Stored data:
* * *

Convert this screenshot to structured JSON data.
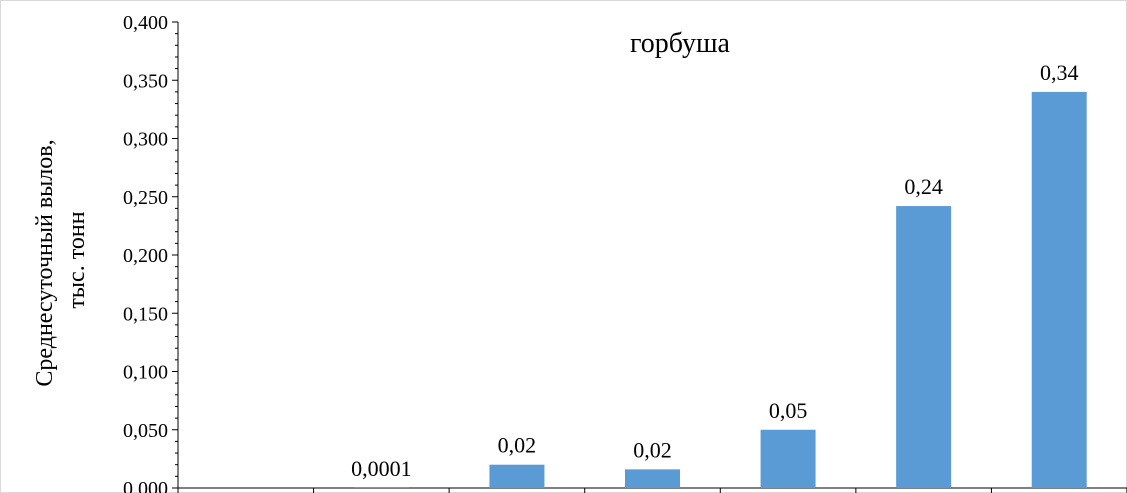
{
  "chart_data": {
    "type": "bar",
    "title": "горбуша",
    "ylabel_lines": [
      "Среднесуточный  вылов,",
      "тыс. тонн"
    ],
    "xlabel": "",
    "categories": [
      "",
      "",
      "",
      "",
      "",
      "",
      ""
    ],
    "values": [
      0,
      0.0001,
      0.02,
      0.016,
      0.05,
      0.242,
      0.34
    ],
    "data_labels": [
      "",
      "0,0001",
      "0,02",
      "0,02",
      "0,05",
      "0,24",
      "0,34"
    ],
    "ylim": [
      0,
      0.4
    ],
    "yticks": [
      0,
      0.05,
      0.1,
      0.15,
      0.2,
      0.25,
      0.3,
      0.35,
      0.4
    ],
    "ytick_labels": [
      "0,000",
      "0,050",
      "0,100",
      "0,150",
      "0,200",
      "0,250",
      "0,300",
      "0,350",
      "0,400"
    ],
    "grid": false,
    "legend": "none",
    "colors": {
      "bar": "#5b9bd5",
      "axis": "#000000",
      "frame": "#d9d9d9"
    }
  }
}
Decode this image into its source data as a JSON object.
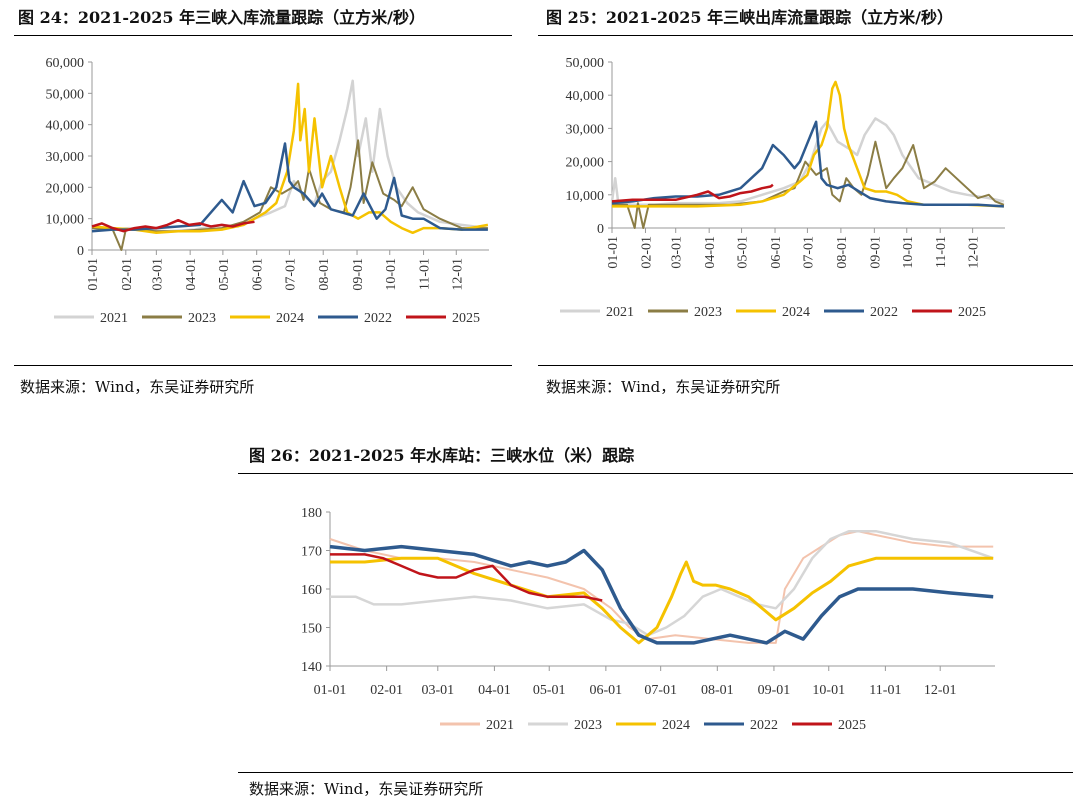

* * *

What to do: Go through the entries above and output them exactly, without pictures.

The completed task:
Convert this screenshot to structured JSON data.
{
  "chart_data": {
    "type": "bar",
    "title": "горбуша",
    "ylabel_lines": [
      "Среднесуточный  вылов,",
      "тыс. тонн"
    ],
    "xlabel": "",
    "categories": [
      "",
      "",
      "",
      "",
      "",
      "",
      ""
    ],
    "values": [
      0,
      0.0001,
      0.02,
      0.016,
      0.05,
      0.242,
      0.34
    ],
    "data_labels": [
      "",
      "0,0001",
      "0,02",
      "0,02",
      "0,05",
      "0,24",
      "0,34"
    ],
    "ylim": [
      0,
      0.4
    ],
    "yticks": [
      0,
      0.05,
      0.1,
      0.15,
      0.2,
      0.25,
      0.3,
      0.35,
      0.4
    ],
    "ytick_labels": [
      "0,000",
      "0,050",
      "0,100",
      "0,150",
      "0,200",
      "0,250",
      "0,300",
      "0,350",
      "0,400"
    ],
    "grid": false,
    "legend": "none",
    "colors": {
      "bar": "#5b9bd5",
      "axis": "#000000",
      "frame": "#d9d9d9"
    }
  }
}
Decode this image into its source data as a JSON object.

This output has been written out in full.